**Dataset extract**
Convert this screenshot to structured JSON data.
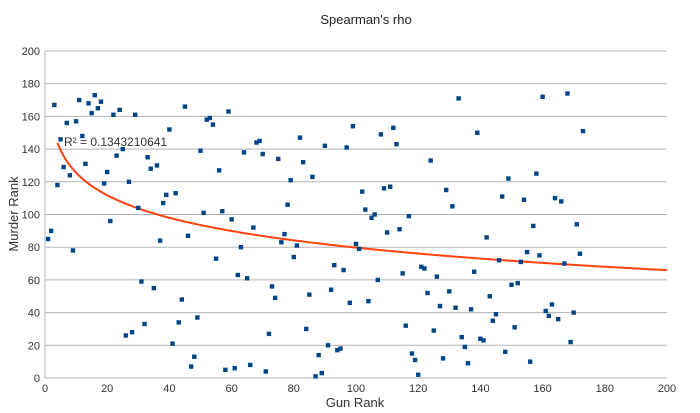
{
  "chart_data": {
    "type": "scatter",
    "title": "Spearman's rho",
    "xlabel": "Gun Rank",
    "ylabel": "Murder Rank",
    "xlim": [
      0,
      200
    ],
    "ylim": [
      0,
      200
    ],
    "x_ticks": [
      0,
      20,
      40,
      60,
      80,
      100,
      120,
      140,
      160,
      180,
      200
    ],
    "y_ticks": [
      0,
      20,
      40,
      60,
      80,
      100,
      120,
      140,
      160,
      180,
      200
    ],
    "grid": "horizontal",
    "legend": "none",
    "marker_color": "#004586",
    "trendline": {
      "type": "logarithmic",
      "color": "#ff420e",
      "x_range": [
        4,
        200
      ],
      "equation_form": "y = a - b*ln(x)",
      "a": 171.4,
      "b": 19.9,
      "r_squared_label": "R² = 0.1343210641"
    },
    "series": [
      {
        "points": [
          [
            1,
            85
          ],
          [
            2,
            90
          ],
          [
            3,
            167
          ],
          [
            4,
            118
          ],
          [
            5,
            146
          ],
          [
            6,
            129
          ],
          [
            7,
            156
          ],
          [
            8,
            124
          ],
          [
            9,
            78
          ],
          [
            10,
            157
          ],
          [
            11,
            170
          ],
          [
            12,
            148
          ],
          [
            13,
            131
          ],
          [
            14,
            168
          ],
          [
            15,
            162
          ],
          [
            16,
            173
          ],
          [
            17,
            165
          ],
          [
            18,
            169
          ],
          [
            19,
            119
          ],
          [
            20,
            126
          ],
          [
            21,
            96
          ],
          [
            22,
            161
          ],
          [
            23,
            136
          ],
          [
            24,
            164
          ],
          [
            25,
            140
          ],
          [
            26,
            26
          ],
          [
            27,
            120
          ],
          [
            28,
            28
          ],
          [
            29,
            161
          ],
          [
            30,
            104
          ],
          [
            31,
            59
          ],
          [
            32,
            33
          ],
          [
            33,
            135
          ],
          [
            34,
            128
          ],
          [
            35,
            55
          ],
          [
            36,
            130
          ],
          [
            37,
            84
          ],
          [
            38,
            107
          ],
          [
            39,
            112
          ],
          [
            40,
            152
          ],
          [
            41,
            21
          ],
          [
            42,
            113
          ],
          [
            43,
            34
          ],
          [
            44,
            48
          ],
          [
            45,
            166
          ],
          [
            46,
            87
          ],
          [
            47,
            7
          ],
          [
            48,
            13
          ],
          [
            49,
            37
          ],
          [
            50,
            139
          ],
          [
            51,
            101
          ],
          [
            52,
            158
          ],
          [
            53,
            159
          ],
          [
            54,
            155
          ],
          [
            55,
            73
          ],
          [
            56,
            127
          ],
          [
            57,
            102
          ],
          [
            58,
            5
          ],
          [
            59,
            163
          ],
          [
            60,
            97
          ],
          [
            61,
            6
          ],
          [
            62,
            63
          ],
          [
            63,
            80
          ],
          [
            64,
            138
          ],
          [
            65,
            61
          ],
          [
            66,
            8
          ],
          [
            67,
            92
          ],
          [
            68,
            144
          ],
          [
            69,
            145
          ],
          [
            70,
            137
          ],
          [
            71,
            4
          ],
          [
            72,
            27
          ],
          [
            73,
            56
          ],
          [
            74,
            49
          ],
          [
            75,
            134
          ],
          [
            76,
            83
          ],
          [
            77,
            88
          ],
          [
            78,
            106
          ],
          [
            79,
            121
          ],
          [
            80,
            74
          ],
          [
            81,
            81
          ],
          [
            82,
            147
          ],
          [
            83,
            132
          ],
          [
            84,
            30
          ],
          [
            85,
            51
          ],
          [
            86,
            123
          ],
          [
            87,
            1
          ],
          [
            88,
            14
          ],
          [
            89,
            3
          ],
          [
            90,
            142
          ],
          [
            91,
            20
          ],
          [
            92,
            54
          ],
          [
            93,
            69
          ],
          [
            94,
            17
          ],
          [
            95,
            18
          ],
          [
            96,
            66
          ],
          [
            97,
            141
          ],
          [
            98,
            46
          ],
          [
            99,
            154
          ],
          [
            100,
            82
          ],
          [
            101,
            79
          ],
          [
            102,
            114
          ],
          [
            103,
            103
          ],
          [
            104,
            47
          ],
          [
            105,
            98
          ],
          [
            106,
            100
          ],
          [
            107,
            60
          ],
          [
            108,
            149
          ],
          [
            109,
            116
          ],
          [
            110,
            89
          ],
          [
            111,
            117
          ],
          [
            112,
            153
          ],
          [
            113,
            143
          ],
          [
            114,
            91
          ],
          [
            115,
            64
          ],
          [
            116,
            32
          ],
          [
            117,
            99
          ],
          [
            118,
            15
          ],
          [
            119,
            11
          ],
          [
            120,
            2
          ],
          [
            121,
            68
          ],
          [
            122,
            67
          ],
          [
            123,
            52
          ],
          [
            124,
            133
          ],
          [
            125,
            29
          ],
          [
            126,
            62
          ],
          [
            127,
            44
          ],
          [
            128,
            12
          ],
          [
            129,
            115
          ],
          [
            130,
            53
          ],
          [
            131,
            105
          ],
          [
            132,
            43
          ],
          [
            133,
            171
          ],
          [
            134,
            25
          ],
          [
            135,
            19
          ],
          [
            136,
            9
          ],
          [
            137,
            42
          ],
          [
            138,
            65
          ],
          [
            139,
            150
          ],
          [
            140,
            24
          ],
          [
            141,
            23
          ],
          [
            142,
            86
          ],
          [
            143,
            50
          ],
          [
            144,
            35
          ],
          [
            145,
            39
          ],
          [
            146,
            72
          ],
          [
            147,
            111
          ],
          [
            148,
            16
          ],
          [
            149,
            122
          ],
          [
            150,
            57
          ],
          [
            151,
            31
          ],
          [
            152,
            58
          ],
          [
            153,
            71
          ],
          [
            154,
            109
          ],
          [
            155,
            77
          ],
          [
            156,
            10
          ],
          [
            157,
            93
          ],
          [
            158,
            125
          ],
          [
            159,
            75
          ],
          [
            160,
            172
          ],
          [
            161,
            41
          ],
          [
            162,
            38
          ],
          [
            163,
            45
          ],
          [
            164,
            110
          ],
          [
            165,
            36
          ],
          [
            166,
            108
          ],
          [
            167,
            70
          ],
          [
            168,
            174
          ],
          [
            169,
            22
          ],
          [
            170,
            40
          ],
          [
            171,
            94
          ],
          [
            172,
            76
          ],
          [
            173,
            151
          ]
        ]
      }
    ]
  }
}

**To be done**
Print each record exactly as it stands, leaving the images out.

**Solution**
Convert this screenshot to structured JSON data.
{
  "chart_data": {
    "type": "scatter",
    "title": "Spearman's rho",
    "xlabel": "Gun Rank",
    "ylabel": "Murder Rank",
    "xlim": [
      0,
      200
    ],
    "ylim": [
      0,
      200
    ],
    "x_ticks": [
      0,
      20,
      40,
      60,
      80,
      100,
      120,
      140,
      160,
      180,
      200
    ],
    "y_ticks": [
      0,
      20,
      40,
      60,
      80,
      100,
      120,
      140,
      160,
      180,
      200
    ],
    "grid": "horizontal",
    "legend": "none",
    "marker_color": "#004586",
    "trendline": {
      "type": "logarithmic",
      "color": "#ff420e",
      "x_range": [
        4,
        200
      ],
      "equation_form": "y = a - b*ln(x)",
      "a": 171.4,
      "b": 19.9,
      "r_squared_label": "R² = 0.1343210641"
    },
    "series": [
      {
        "points": [
          [
            1,
            85
          ],
          [
            2,
            90
          ],
          [
            3,
            167
          ],
          [
            4,
            118
          ],
          [
            5,
            146
          ],
          [
            6,
            129
          ],
          [
            7,
            156
          ],
          [
            8,
            124
          ],
          [
            9,
            78
          ],
          [
            10,
            157
          ],
          [
            11,
            170
          ],
          [
            12,
            148
          ],
          [
            13,
            131
          ],
          [
            14,
            168
          ],
          [
            15,
            162
          ],
          [
            16,
            173
          ],
          [
            17,
            165
          ],
          [
            18,
            169
          ],
          [
            19,
            119
          ],
          [
            20,
            126
          ],
          [
            21,
            96
          ],
          [
            22,
            161
          ],
          [
            23,
            136
          ],
          [
            24,
            164
          ],
          [
            25,
            140
          ],
          [
            26,
            26
          ],
          [
            27,
            120
          ],
          [
            28,
            28
          ],
          [
            29,
            161
          ],
          [
            30,
            104
          ],
          [
            31,
            59
          ],
          [
            32,
            33
          ],
          [
            33,
            135
          ],
          [
            34,
            128
          ],
          [
            35,
            55
          ],
          [
            36,
            130
          ],
          [
            37,
            84
          ],
          [
            38,
            107
          ],
          [
            39,
            112
          ],
          [
            40,
            152
          ],
          [
            41,
            21
          ],
          [
            42,
            113
          ],
          [
            43,
            34
          ],
          [
            44,
            48
          ],
          [
            45,
            166
          ],
          [
            46,
            87
          ],
          [
            47,
            7
          ],
          [
            48,
            13
          ],
          [
            49,
            37
          ],
          [
            50,
            139
          ],
          [
            51,
            101
          ],
          [
            52,
            158
          ],
          [
            53,
            159
          ],
          [
            54,
            155
          ],
          [
            55,
            73
          ],
          [
            56,
            127
          ],
          [
            57,
            102
          ],
          [
            58,
            5
          ],
          [
            59,
            163
          ],
          [
            60,
            97
          ],
          [
            61,
            6
          ],
          [
            62,
            63
          ],
          [
            63,
            80
          ],
          [
            64,
            138
          ],
          [
            65,
            61
          ],
          [
            66,
            8
          ],
          [
            67,
            92
          ],
          [
            68,
            144
          ],
          [
            69,
            145
          ],
          [
            70,
            137
          ],
          [
            71,
            4
          ],
          [
            72,
            27
          ],
          [
            73,
            56
          ],
          [
            74,
            49
          ],
          [
            75,
            134
          ],
          [
            76,
            83
          ],
          [
            77,
            88
          ],
          [
            78,
            106
          ],
          [
            79,
            121
          ],
          [
            80,
            74
          ],
          [
            81,
            81
          ],
          [
            82,
            147
          ],
          [
            83,
            132
          ],
          [
            84,
            30
          ],
          [
            85,
            51
          ],
          [
            86,
            123
          ],
          [
            87,
            1
          ],
          [
            88,
            14
          ],
          [
            89,
            3
          ],
          [
            90,
            142
          ],
          [
            91,
            20
          ],
          [
            92,
            54
          ],
          [
            93,
            69
          ],
          [
            94,
            17
          ],
          [
            95,
            18
          ],
          [
            96,
            66
          ],
          [
            97,
            141
          ],
          [
            98,
            46
          ],
          [
            99,
            154
          ],
          [
            100,
            82
          ],
          [
            101,
            79
          ],
          [
            102,
            114
          ],
          [
            103,
            103
          ],
          [
            104,
            47
          ],
          [
            105,
            98
          ],
          [
            106,
            100
          ],
          [
            107,
            60
          ],
          [
            108,
            149
          ],
          [
            109,
            116
          ],
          [
            110,
            89
          ],
          [
            111,
            117
          ],
          [
            112,
            153
          ],
          [
            113,
            143
          ],
          [
            114,
            91
          ],
          [
            115,
            64
          ],
          [
            116,
            32
          ],
          [
            117,
            99
          ],
          [
            118,
            15
          ],
          [
            119,
            11
          ],
          [
            120,
            2
          ],
          [
            121,
            68
          ],
          [
            122,
            67
          ],
          [
            123,
            52
          ],
          [
            124,
            133
          ],
          [
            125,
            29
          ],
          [
            126,
            62
          ],
          [
            127,
            44
          ],
          [
            128,
            12
          ],
          [
            129,
            115
          ],
          [
            130,
            53
          ],
          [
            131,
            105
          ],
          [
            132,
            43
          ],
          [
            133,
            171
          ],
          [
            134,
            25
          ],
          [
            135,
            19
          ],
          [
            136,
            9
          ],
          [
            137,
            42
          ],
          [
            138,
            65
          ],
          [
            139,
            150
          ],
          [
            140,
            24
          ],
          [
            141,
            23
          ],
          [
            142,
            86
          ],
          [
            143,
            50
          ],
          [
            144,
            35
          ],
          [
            145,
            39
          ],
          [
            146,
            72
          ],
          [
            147,
            111
          ],
          [
            148,
            16
          ],
          [
            149,
            122
          ],
          [
            150,
            57
          ],
          [
            151,
            31
          ],
          [
            152,
            58
          ],
          [
            153,
            71
          ],
          [
            154,
            109
          ],
          [
            155,
            77
          ],
          [
            156,
            10
          ],
          [
            157,
            93
          ],
          [
            158,
            125
          ],
          [
            159,
            75
          ],
          [
            160,
            172
          ],
          [
            161,
            41
          ],
          [
            162,
            38
          ],
          [
            163,
            45
          ],
          [
            164,
            110
          ],
          [
            165,
            36
          ],
          [
            166,
            108
          ],
          [
            167,
            70
          ],
          [
            168,
            174
          ],
          [
            169,
            22
          ],
          [
            170,
            40
          ],
          [
            171,
            94
          ],
          [
            172,
            76
          ],
          [
            173,
            151
          ]
        ]
      }
    ]
  }
}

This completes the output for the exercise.